### YOUR GOAL:
Count how many lines mention the word "根据题意". Write that number alone.

○ ○ ○

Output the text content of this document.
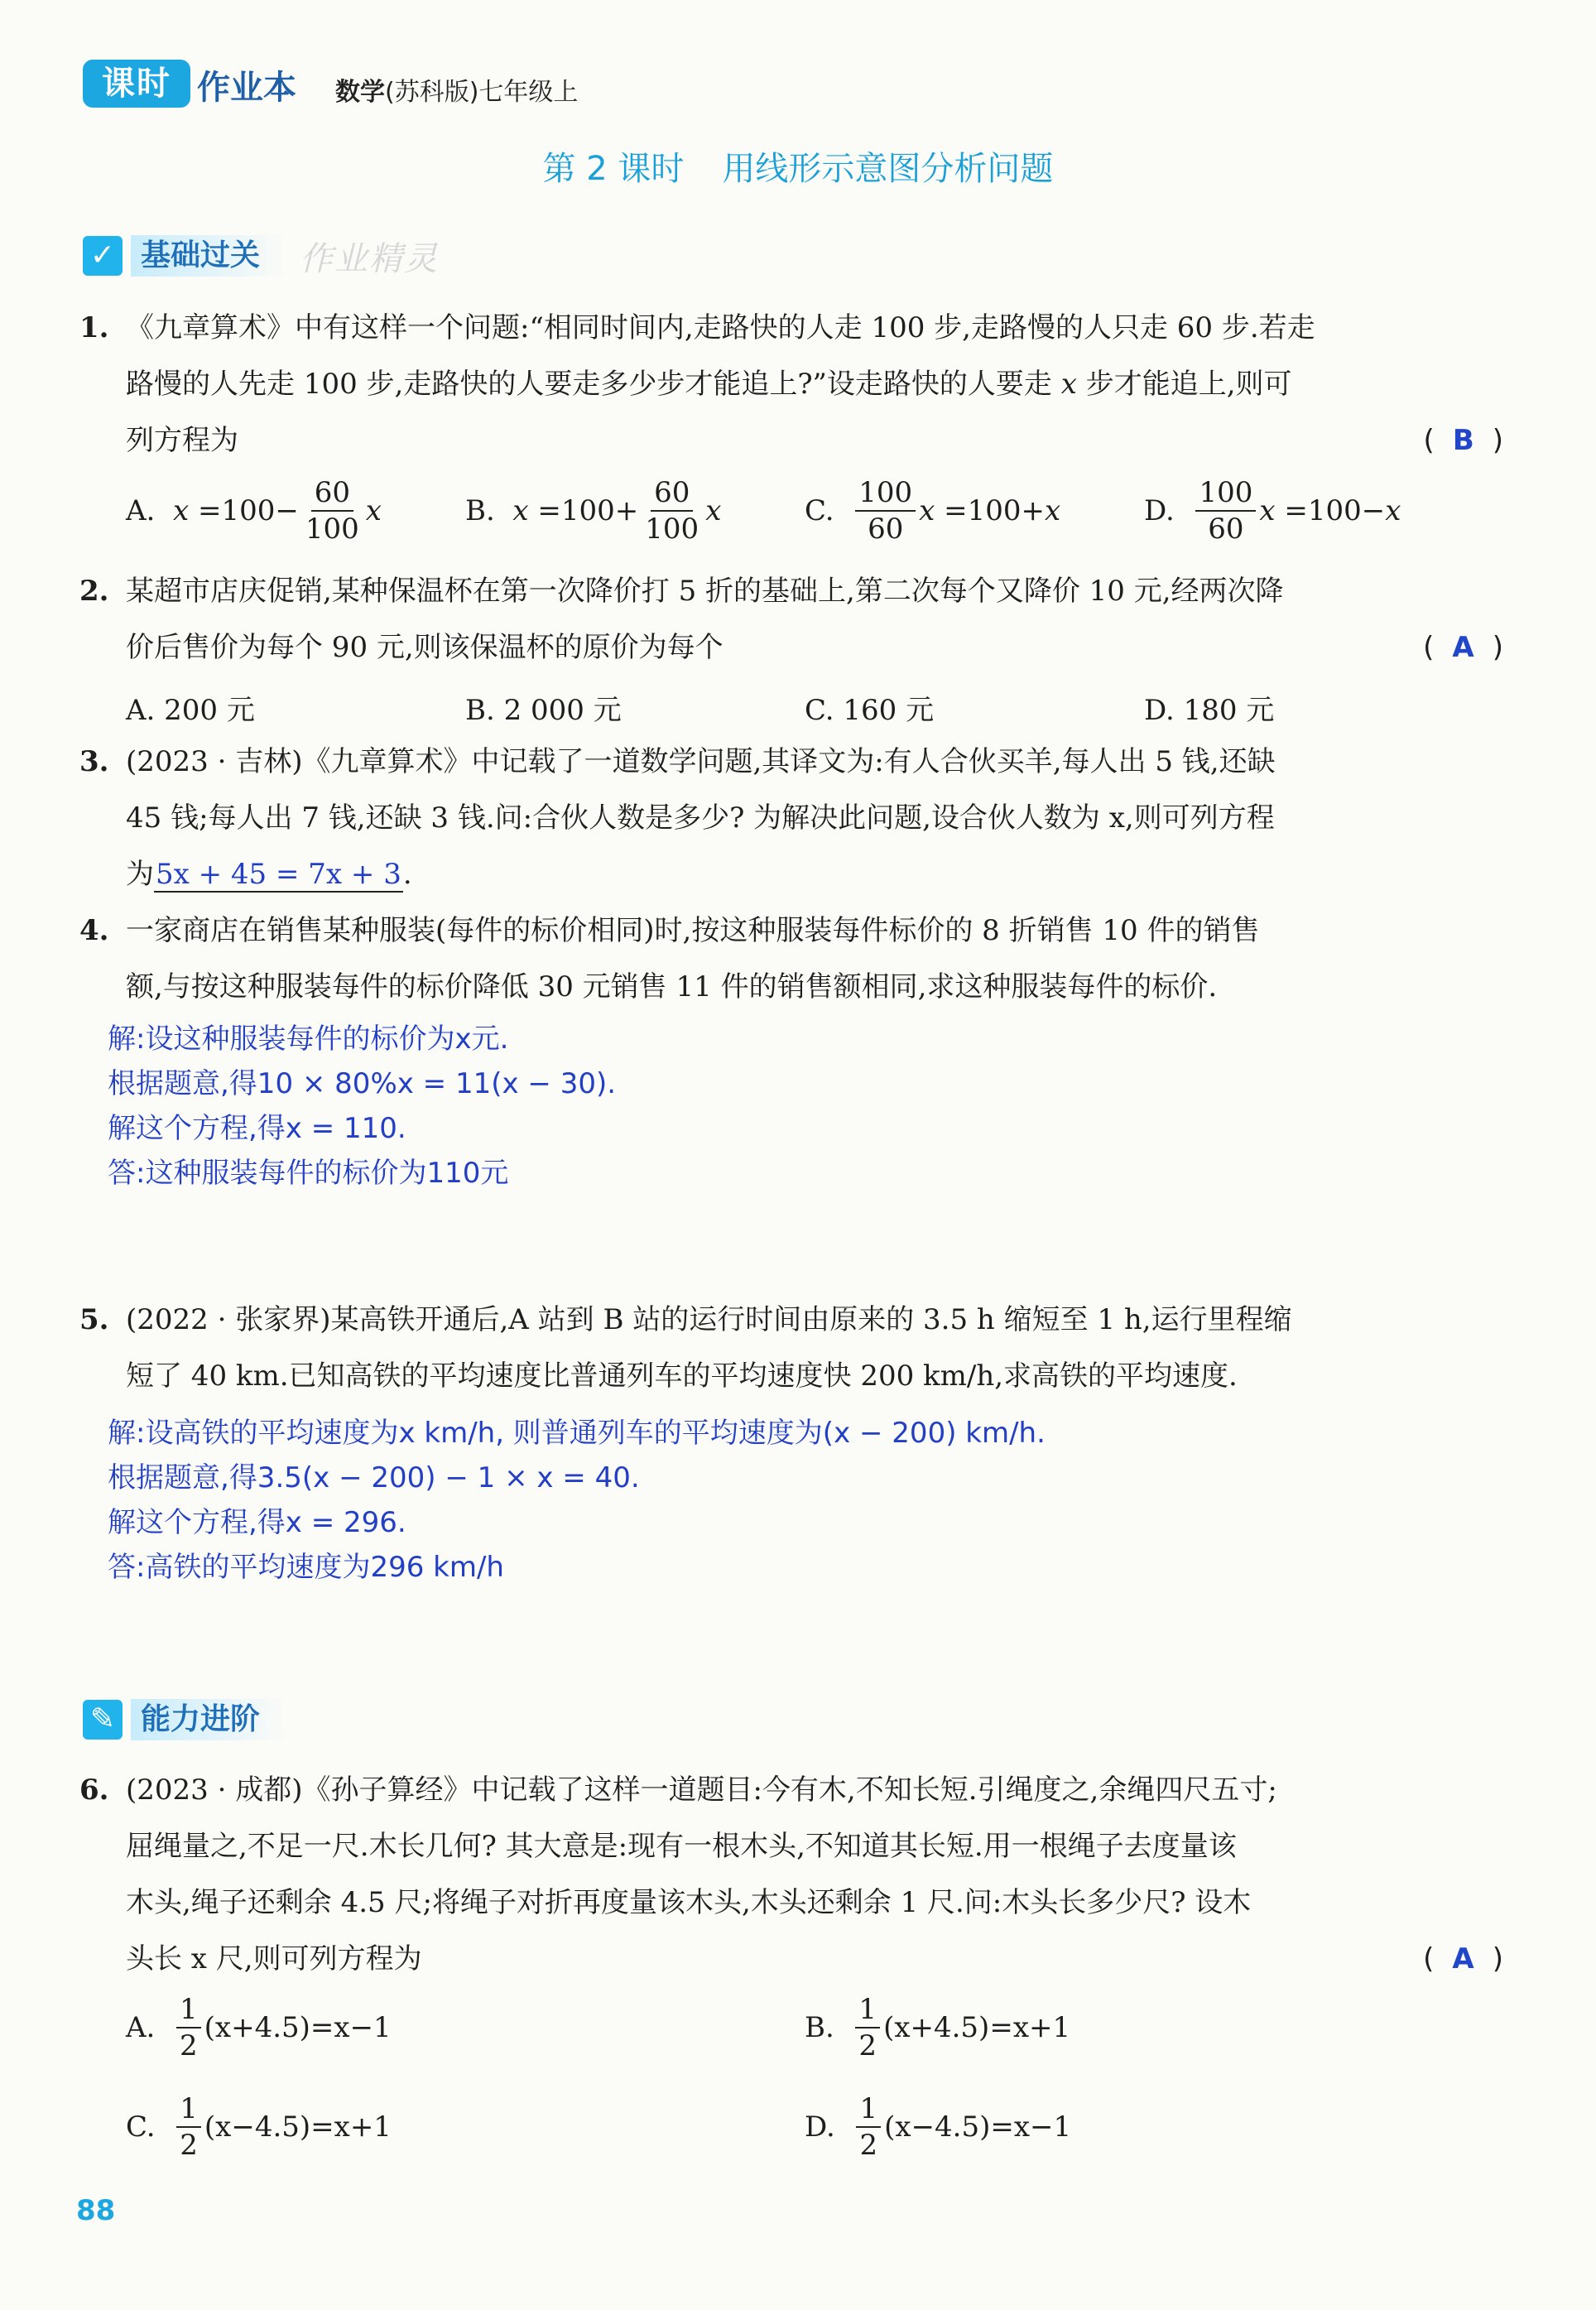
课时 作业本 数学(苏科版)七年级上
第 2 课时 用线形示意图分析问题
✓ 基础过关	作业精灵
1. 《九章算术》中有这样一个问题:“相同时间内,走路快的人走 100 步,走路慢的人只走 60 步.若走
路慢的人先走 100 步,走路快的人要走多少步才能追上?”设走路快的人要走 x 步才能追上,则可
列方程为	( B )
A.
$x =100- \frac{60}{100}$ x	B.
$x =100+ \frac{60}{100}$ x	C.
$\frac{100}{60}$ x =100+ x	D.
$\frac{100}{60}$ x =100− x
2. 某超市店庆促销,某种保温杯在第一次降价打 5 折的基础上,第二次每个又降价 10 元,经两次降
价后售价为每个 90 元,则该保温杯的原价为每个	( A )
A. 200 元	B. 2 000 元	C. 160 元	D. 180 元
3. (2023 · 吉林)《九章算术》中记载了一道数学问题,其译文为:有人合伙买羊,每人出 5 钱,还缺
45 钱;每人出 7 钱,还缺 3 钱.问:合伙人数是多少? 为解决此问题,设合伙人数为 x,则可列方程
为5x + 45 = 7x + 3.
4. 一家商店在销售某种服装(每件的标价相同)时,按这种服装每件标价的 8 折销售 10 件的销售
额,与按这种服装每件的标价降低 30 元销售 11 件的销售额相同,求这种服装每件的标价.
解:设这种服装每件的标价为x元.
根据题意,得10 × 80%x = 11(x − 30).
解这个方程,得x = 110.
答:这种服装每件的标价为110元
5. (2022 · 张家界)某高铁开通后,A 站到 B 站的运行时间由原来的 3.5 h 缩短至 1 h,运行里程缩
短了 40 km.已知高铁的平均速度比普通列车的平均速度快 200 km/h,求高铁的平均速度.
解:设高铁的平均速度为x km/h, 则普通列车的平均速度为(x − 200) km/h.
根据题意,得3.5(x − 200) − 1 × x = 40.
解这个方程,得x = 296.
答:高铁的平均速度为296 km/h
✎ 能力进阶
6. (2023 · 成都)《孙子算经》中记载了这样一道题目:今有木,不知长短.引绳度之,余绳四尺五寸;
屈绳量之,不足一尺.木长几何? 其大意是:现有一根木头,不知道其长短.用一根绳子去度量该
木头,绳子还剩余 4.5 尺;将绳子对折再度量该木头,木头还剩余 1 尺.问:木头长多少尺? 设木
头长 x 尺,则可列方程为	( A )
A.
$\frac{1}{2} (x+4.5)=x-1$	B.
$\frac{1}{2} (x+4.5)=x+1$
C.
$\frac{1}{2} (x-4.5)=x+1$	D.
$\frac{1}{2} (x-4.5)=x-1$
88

○ ○ ○

### ANSWER TO THIS TASK:
2